- **Direction**
Each line below should be reproduced without any alteration.

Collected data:

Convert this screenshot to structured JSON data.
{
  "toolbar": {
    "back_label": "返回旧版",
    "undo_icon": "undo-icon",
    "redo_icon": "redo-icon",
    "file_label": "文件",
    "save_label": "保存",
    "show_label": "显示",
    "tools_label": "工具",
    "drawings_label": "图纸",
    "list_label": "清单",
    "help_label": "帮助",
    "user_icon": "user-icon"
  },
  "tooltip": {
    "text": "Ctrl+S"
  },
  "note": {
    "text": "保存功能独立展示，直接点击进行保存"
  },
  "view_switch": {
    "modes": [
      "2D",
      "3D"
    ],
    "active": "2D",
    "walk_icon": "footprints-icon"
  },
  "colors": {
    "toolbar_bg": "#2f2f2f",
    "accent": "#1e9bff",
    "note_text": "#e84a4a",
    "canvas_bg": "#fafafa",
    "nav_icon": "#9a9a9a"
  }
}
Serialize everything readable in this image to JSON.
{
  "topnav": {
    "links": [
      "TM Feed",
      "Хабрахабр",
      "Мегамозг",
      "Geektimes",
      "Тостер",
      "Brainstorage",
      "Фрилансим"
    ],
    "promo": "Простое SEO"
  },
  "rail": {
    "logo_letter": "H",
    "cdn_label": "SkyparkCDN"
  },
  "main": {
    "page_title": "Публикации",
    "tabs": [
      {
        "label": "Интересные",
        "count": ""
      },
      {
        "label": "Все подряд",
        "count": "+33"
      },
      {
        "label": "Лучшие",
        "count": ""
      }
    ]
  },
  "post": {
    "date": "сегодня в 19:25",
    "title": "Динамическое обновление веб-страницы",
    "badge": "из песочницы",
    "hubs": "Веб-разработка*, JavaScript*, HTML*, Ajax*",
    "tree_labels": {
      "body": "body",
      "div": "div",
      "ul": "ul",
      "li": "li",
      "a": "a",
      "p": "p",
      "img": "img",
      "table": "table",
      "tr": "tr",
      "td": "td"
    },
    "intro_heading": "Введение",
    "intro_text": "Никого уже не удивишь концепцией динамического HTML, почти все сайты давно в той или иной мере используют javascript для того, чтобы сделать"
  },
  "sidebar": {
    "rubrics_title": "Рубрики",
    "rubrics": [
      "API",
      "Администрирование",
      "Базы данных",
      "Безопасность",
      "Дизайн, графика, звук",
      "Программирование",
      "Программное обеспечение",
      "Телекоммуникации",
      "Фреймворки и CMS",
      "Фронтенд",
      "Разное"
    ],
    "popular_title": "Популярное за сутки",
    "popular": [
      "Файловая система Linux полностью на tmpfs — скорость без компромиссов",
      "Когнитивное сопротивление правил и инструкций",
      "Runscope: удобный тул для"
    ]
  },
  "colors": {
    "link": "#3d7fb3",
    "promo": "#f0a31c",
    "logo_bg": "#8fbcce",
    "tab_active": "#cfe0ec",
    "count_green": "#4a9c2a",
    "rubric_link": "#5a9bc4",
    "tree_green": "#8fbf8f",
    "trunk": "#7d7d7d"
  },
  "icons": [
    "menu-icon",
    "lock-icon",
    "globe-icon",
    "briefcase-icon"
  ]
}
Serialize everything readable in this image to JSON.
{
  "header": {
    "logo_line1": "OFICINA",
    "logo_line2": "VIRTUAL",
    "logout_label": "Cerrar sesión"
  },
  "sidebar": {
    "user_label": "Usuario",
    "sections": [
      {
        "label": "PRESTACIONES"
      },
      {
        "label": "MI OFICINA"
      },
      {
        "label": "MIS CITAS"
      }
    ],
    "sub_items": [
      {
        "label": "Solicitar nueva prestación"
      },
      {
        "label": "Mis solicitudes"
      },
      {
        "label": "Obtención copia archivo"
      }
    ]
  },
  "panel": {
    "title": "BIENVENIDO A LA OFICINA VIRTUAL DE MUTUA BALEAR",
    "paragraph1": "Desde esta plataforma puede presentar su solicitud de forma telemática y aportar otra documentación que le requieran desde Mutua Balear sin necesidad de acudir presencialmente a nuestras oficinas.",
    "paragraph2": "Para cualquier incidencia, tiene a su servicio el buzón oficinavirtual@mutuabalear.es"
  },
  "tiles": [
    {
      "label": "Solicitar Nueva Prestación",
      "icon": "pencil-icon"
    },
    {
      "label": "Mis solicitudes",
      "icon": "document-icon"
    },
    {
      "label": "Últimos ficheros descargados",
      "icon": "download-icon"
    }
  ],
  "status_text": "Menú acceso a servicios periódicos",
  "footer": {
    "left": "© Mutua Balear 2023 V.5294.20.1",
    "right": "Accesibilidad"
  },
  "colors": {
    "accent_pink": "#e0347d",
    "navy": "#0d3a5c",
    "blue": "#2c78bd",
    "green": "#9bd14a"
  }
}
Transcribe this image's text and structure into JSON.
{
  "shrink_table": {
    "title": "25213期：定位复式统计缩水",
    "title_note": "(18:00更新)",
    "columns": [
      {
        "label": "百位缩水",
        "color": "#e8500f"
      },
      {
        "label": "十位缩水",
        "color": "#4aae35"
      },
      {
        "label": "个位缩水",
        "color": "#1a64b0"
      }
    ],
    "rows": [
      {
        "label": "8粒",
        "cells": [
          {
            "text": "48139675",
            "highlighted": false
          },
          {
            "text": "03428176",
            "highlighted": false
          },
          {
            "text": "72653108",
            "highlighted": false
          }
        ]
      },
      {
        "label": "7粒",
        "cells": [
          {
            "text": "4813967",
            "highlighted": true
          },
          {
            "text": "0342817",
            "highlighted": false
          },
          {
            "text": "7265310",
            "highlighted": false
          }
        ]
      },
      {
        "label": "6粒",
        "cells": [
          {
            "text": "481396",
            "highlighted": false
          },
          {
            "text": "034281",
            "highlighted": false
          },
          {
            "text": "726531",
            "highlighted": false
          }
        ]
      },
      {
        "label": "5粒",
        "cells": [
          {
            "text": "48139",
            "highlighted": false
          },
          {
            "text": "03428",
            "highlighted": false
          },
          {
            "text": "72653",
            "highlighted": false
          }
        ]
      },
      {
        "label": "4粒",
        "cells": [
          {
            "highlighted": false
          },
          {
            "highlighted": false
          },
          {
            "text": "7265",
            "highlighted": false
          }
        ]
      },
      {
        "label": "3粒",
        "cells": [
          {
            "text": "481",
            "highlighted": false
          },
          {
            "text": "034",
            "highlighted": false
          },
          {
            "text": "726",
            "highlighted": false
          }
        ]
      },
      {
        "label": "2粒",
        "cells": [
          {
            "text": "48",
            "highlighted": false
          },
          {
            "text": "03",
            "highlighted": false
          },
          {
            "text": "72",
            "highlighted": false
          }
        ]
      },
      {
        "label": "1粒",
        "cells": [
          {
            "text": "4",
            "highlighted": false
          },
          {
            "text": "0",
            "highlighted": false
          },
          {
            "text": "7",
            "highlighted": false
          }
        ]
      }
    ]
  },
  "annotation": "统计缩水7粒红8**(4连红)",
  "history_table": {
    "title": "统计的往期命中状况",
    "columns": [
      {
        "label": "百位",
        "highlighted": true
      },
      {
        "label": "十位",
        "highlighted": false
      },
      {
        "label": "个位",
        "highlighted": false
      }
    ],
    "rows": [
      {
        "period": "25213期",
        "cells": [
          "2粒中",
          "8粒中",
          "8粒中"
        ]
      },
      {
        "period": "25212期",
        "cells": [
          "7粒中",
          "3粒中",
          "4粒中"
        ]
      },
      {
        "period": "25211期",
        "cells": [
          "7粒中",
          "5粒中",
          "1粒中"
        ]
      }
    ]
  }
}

- **Answer to the exercise**
Convert this screenshot to structured JSON data.
{
  "toolbar": {
    "back_label": "返回旧版",
    "undo_icon": "undo-icon",
    "redo_icon": "redo-icon",
    "file_label": "文件",
    "save_label": "保存",
    "show_label": "显示",
    "tools_label": "工具",
    "drawings_label": "图纸",
    "list_label": "清单",
    "help_label": "帮助",
    "user_icon": "user-icon"
  },
  "tooltip": {
    "text": "Ctrl+S"
  },
  "note": {
    "text": "保存功能独立展示，直接点击进行保存"
  },
  "view_switch": {
    "modes": [
      "2D",
      "3D"
    ],
    "active": "2D",
    "walk_icon": "footprints-icon"
  },
  "colors": {
    "toolbar_bg": "#2f2f2f",
    "accent": "#1e9bff",
    "note_text": "#e84a4a",
    "canvas_bg": "#fafafa",
    "nav_icon": "#9a9a9a"
  }
}
Serialize everything readable in this image to JSON.
{
  "topnav": {
    "links": [
      "TM Feed",
      "Хабрахабр",
      "Мегамозг",
      "Geektimes",
      "Тостер",
      "Brainstorage",
      "Фрилансим"
    ],
    "promo": "Простое SEO"
  },
  "rail": {
    "logo_letter": "H",
    "cdn_label": "SkyparkCDN"
  },
  "main": {
    "page_title": "Публикации",
    "tabs": [
      {
        "label": "Интересные",
        "count": ""
      },
      {
        "label": "Все подряд",
        "count": "+33"
      },
      {
        "label": "Лучшие",
        "count": ""
      }
    ]
  },
  "post": {
    "date": "сегодня в 19:25",
    "title": "Динамическое обновление веб-страницы",
    "badge": "из песочницы",
    "hubs": "Веб-разработка*, JavaScript*, HTML*, Ajax*",
    "tree_labels": {
      "body": "body",
      "div": "div",
      "ul": "ul",
      "li": "li",
      "a": "a",
      "p": "p",
      "img": "img",
      "table": "table",
      "tr": "tr",
      "td": "td"
    },
    "intro_heading": "Введение",
    "intro_text": "Никого уже не удивишь концепцией динамического HTML, почти все сайты давно в той или иной мере используют javascript для того, чтобы сделать"
  },
  "sidebar": {
    "rubrics_title": "Рубрики",
    "rubrics": [
      "API",
      "Администрирование",
      "Базы данных",
      "Безопасность",
      "Дизайн, графика, звук",
      "Программирование",
      "Программное обеспечение",
      "Телекоммуникации",
      "Фреймворки и CMS",
      "Фронтенд",
      "Разное"
    ],
    "popular_title": "Популярное за сутки",
    "popular": [
      "Файловая система Linux полностью на tmpfs — скорость без компромиссов",
      "Когнитивное сопротивление правил и инструкций",
      "Runscope: удобный тул для"
    ]
  },
  "colors": {
    "link": "#3d7fb3",
    "promo": "#f0a31c",
    "logo_bg": "#8fbcce",
    "tab_active": "#cfe0ec",
    "count_green": "#4a9c2a",
    "rubric_link": "#5a9bc4",
    "tree_green": "#8fbf8f",
    "trunk": "#7d7d7d"
  },
  "icons": [
    "menu-icon",
    "lock-icon",
    "globe-icon",
    "briefcase-icon"
  ]
}
Serialize everything readable in this image to JSON.
{
  "header": {
    "logo_line1": "OFICINA",
    "logo_line2": "VIRTUAL",
    "logout_label": "Cerrar sesión"
  },
  "sidebar": {
    "user_label": "Usuario",
    "sections": [
      {
        "label": "PRESTACIONES"
      },
      {
        "label": "MI OFICINA"
      },
      {
        "label": "MIS CITAS"
      }
    ],
    "sub_items": [
      {
        "label": "Solicitar nueva prestación"
      },
      {
        "label": "Mis solicitudes"
      },
      {
        "label": "Obtención copia archivo"
      }
    ]
  },
  "panel": {
    "title": "BIENVENIDO A LA OFICINA VIRTUAL DE MUTUA BALEAR",
    "paragraph1": "Desde esta plataforma puede presentar su solicitud de forma telemática y aportar otra documentación que le requieran desde Mutua Balear sin necesidad de acudir presencialmente a nuestras oficinas.",
    "paragraph2": "Para cualquier incidencia, tiene a su servicio el buzón oficinavirtual@mutuabalear.es"
  },
  "tiles": [
    {
      "label": "Solicitar Nueva Prestación",
      "icon": "pencil-icon"
    },
    {
      "label": "Mis solicitudes",
      "icon": "document-icon"
    },
    {
      "label": "Últimos ficheros descargados",
      "icon": "download-icon"
    }
  ],
  "status_text": "Menú acceso a servicios periódicos",
  "footer": {
    "left": "© Mutua Balear 2023 V.5294.20.1",
    "right": "Accesibilidad"
  },
  "colors": {
    "accent_pink": "#e0347d",
    "navy": "#0d3a5c",
    "blue": "#2c78bd",
    "green": "#9bd14a"
  }
}
Transcribe this image's text and structure into JSON.
{
  "shrink_table": {
    "title": "25213期：定位复式统计缩水",
    "title_note": "(18:00更新)",
    "columns": [
      {
        "label": "百位缩水",
        "color": "#e8500f"
      },
      {
        "label": "十位缩水",
        "color": "#4aae35"
      },
      {
        "label": "个位缩水",
        "color": "#1a64b0"
      }
    ],
    "rows": [
      {
        "label": "8粒",
        "cells": [
          {
            "text": "48139675",
            "highlighted": false
          },
          {
            "text": "03428176",
            "highlighted": false
          },
          {
            "text": "72653108",
            "highlighted": false
          }
        ]
      },
      {
        "label": "7粒",
        "cells": [
          {
            "text": "4813967",
            "highlighted": true
          },
          {
            "text": "0342817",
            "highlighted": false
          },
          {
            "text": "7265310",
            "highlighted": false
          }
        ]
      },
      {
        "label": "6粒",
        "cells": [
          {
            "text": "481396",
            "highlighted": false
          },
          {
            "text": "034281",
            "highlighted": false
          },
          {
            "text": "726531",
            "highlighted": false
          }
        ]
      },
      {
        "label": "5粒",
        "cells": [
          {
            "text": "48139",
            "highlighted": false
          },
          {
            "text": "03428",
            "highlighted": false
          },
          {
            "text": "72653",
            "highlighted": false
          }
        ]
      },
      {
        "label": "4粒",
        "cells": [
          {
            "highlighted": false
          },
          {
            "highlighted": false
          },
          {
            "text": "7265",
            "highlighted": false
          }
        ]
      },
      {
        "label": "3粒",
        "cells": [
          {
            "text": "481",
            "highlighted": false
          },
          {
            "text": "034",
            "highlighted": false
          },
          {
            "text": "726",
            "highlighted": false
          }
        ]
      },
      {
        "label": "2粒",
        "cells": [
          {
            "text": "48",
            "highlighted": false
          },
          {
            "text": "03",
            "highlighted": false
          },
          {
            "text": "72",
            "highlighted": false
          }
        ]
      },
      {
        "label": "1粒",
        "cells": [
          {
            "text": "4",
            "highlighted": false
          },
          {
            "text": "0",
            "highlighted": false
          },
          {
            "text": "7",
            "highlighted": false
          }
        ]
      }
    ]
  },
  "annotation": "统计缩水7粒红8**(4连红)",
  "history_table": {
    "title": "统计的往期命中状况",
    "columns": [
      {
        "label": "百位",
        "highlighted": true
      },
      {
        "label": "十位",
        "highlighted": false
      },
      {
        "label": "个位",
        "highlighted": false
      }
    ],
    "rows": [
      {
        "period": "25213期",
        "cells": [
          "2粒中",
          "8粒中",
          "8粒中"
        ]
      },
      {
        "period": "25212期",
        "cells": [
          "7粒中",
          "3粒中",
          "4粒中"
        ]
      },
      {
        "period": "25211期",
        "cells": [
          "7粒中",
          "5粒中",
          "1粒中"
        ]
      }
    ]
  }
}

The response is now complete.